====== Exercise input ======
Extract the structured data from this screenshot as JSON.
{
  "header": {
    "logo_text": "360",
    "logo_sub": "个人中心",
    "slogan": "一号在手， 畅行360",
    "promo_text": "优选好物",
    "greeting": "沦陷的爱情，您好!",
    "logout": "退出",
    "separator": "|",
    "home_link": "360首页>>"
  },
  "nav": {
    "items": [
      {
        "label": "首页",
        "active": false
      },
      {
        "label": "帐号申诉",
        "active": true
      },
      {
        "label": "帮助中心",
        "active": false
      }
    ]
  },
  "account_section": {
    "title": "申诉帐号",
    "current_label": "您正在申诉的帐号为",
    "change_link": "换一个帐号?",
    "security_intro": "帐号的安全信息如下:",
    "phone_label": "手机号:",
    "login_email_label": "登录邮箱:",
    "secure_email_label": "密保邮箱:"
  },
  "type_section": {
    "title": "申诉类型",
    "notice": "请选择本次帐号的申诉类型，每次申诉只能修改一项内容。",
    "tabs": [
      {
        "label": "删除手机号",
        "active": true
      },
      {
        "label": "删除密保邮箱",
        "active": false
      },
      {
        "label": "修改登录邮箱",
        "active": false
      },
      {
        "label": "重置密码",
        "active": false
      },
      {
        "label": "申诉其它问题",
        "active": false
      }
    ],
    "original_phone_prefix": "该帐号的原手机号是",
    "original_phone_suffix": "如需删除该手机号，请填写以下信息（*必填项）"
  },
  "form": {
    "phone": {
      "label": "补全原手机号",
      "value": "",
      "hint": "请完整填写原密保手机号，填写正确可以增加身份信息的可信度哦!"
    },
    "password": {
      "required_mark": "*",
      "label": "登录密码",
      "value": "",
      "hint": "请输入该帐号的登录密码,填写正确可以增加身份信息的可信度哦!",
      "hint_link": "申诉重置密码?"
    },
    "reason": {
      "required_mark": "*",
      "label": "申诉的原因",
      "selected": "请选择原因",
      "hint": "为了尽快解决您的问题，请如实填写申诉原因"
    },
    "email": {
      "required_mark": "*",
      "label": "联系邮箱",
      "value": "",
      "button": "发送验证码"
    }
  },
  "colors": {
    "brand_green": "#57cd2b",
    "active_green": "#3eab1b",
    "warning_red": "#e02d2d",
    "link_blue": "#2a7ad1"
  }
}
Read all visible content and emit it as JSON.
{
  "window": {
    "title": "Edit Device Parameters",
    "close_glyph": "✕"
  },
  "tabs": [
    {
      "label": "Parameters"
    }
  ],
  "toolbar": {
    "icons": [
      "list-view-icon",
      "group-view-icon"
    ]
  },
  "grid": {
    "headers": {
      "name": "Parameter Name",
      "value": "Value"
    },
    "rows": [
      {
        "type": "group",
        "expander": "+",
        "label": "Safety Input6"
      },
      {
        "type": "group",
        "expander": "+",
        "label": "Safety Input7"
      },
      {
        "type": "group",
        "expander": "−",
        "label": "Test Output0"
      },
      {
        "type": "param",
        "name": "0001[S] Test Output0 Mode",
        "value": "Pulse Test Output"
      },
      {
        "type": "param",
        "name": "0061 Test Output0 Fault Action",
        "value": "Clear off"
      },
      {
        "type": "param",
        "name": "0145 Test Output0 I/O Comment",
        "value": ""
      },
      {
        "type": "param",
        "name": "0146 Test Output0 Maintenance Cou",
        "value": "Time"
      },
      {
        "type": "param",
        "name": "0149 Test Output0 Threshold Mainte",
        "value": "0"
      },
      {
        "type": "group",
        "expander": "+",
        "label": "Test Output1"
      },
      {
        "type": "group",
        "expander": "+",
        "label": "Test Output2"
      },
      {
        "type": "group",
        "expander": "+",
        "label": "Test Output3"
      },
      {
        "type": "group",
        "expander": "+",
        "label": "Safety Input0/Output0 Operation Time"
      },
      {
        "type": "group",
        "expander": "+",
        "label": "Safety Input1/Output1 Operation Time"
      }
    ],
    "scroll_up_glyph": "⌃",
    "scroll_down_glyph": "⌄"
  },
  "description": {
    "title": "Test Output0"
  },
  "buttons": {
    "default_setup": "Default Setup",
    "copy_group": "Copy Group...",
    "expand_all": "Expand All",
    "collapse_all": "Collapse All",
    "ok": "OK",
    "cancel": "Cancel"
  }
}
======
Search the records for the word "Safety" and copy every line where it occurs.

▶ _Answer to the exercise_:
        "label": "Safety Input6"
        "label": "Safety Input7"
        "label": "Safety Input0/Output0 Operation Time"
        "label": "Safety Input1/Output1 Operation Time"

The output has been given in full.